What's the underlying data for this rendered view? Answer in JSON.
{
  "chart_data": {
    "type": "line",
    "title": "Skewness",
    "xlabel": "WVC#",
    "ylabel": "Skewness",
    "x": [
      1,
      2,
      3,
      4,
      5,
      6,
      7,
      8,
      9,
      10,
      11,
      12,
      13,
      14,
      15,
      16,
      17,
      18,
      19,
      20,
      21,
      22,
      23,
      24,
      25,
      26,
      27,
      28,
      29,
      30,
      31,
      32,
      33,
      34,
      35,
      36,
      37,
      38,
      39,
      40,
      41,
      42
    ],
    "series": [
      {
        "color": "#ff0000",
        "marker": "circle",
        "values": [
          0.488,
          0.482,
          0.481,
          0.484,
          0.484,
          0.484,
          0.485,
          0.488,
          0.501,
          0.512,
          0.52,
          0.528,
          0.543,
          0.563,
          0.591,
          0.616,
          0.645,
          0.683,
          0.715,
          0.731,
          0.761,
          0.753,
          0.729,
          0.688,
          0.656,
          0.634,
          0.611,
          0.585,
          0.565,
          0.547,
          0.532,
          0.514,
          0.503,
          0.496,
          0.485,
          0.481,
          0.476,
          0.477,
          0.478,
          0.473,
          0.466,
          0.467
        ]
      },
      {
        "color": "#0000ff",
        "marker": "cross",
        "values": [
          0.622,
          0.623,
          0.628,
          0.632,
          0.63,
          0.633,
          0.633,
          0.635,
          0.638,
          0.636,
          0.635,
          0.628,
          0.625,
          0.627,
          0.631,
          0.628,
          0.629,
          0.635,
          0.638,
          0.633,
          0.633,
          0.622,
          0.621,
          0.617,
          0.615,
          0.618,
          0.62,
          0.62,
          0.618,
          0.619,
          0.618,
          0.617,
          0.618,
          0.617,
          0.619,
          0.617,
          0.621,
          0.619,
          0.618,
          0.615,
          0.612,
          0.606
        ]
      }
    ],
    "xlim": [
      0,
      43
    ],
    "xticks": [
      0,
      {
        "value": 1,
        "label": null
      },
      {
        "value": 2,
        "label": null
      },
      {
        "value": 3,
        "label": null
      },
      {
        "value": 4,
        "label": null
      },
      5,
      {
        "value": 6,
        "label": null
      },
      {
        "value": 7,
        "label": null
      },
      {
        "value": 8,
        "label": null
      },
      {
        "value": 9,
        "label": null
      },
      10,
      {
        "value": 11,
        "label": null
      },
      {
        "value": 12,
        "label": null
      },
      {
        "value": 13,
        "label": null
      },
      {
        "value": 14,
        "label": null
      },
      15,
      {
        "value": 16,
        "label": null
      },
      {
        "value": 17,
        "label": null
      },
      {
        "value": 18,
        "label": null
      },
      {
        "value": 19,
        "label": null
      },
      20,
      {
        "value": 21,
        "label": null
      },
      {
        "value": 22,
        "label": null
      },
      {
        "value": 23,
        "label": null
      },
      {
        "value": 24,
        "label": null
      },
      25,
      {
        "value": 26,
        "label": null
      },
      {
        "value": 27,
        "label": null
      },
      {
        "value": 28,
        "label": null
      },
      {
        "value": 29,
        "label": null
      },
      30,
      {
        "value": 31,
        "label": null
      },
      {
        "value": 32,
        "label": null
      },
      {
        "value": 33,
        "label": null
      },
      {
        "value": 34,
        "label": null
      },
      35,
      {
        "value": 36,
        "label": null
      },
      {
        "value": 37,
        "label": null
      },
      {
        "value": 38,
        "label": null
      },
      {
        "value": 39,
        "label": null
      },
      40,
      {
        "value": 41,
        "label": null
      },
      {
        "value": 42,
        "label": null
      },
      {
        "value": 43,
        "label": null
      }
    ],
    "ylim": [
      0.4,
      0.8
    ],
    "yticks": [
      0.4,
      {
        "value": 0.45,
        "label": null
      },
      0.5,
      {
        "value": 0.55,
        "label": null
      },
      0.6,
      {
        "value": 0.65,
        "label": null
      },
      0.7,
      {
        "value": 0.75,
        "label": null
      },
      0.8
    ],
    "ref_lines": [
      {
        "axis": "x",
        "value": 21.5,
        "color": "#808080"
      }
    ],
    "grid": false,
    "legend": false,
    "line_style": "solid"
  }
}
==================================================
## GIVEN EXERCISE
Please quote the data above in full, with no line missing.

## SOLUTION BELOW
What's the underlying data for this rendered view? Answer in JSON.
{
  "chart_data": {
    "type": "line",
    "title": "Skewness",
    "xlabel": "WVC#",
    "ylabel": "Skewness",
    "x": [
      1,
      2,
      3,
      4,
      5,
      6,
      7,
      8,
      9,
      10,
      11,
      12,
      13,
      14,
      15,
      16,
      17,
      18,
      19,
      20,
      21,
      22,
      23,
      24,
      25,
      26,
      27,
      28,
      29,
      30,
      31,
      32,
      33,
      34,
      35,
      36,
      37,
      38,
      39,
      40,
      41,
      42
    ],
    "series": [
      {
        "color": "#ff0000",
        "marker": "circle",
        "values": [
          0.488,
          0.482,
          0.481,
          0.484,
          0.484,
          0.484,
          0.485,
          0.488,
          0.501,
          0.512,
          0.52,
          0.528,
          0.543,
          0.563,
          0.591,
          0.616,
          0.645,
          0.683,
          0.715,
          0.731,
          0.761,
          0.753,
          0.729,
          0.688,
          0.656,
          0.634,
          0.611,
          0.585,
          0.565,
          0.547,
          0.532,
          0.514,
          0.503,
          0.496,
          0.485,
          0.481,
          0.476,
          0.477,
          0.478,
          0.473,
          0.466,
          0.467
        ]
      },
      {
        "color": "#0000ff",
        "marker": "cross",
        "values": [
          0.622,
          0.623,
          0.628,
          0.632,
          0.63,
          0.633,
          0.633,
          0.635,
          0.638,
          0.636,
          0.635,
          0.628,
          0.625,
          0.627,
          0.631,
          0.628,
          0.629,
          0.635,
          0.638,
          0.633,
          0.633,
          0.622,
          0.621,
          0.617,
          0.615,
          0.618,
          0.62,
          0.62,
          0.618,
          0.619,
          0.618,
          0.617,
          0.618,
          0.617,
          0.619,
          0.617,
          0.621,
          0.619,
          0.618,
          0.615,
          0.612,
          0.606
        ]
      }
    ],
    "xlim": [
      0,
      43
    ],
    "xticks": [
      0,
      {
        "value": 1,
        "label": null
      },
      {
        "value": 2,
        "label": null
      },
      {
        "value": 3,
        "label": null
      },
      {
        "value": 4,
        "label": null
      },
      5,
      {
        "value": 6,
        "label": null
      },
      {
        "value": 7,
        "label": null
      },
      {
        "value": 8,
        "label": null
      },
      {
        "value": 9,
        "label": null
      },
      10,
      {
        "value": 11,
        "label": null
      },
      {
        "value": 12,
        "label": null
      },
      {
        "value": 13,
        "label": null
      },
      {
        "value": 14,
        "label": null
      },
      15,
      {
        "value": 16,
        "label": null
      },
      {
        "value": 17,
        "label": null
      },
      {
        "value": 18,
        "label": null
      },
      {
        "value": 19,
        "label": null
      },
      20,
      {
        "value": 21,
        "label": null
      },
      {
        "value": 22,
        "label": null
      },
      {
        "value": 23,
        "label": null
      },
      {
        "value": 24,
        "label": null
      },
      25,
      {
        "value": 26,
        "label": null
      },
      {
        "value": 27,
        "label": null
      },
      {
        "value": 28,
        "label": null
      },
      {
        "value": 29,
        "label": null
      },
      30,
      {
        "value": 31,
        "label": null
      },
      {
        "value": 32,
        "label": null
      },
      {
        "value": 33,
        "label": null
      },
      {
        "value": 34,
        "label": null
      },
      35,
      {
        "value": 36,
        "label": null
      },
      {
        "value": 37,
        "label": null
      },
      {
        "value": 38,
        "label": null
      },
      {
        "value": 39,
        "label": null
      },
      40,
      {
        "value": 41,
        "label": null
      },
      {
        "value": 42,
        "label": null
      },
      {
        "value": 43,
        "label": null
      }
    ],
    "ylim": [
      0.4,
      0.8
    ],
    "yticks": [
      0.4,
      {
        "value": 0.45,
        "label": null
      },
      0.5,
      {
        "value": 0.55,
        "label": null
      },
      0.6,
      {
        "value": 0.65,
        "label": null
      },
      0.7,
      {
        "value": 0.75,
        "label": null
      },
      0.8
    ],
    "ref_lines": [
      {
        "axis": "x",
        "value": 21.5,
        "color": "#808080"
      }
    ],
    "grid": false,
    "legend": false,
    "line_style": "solid"
  }
}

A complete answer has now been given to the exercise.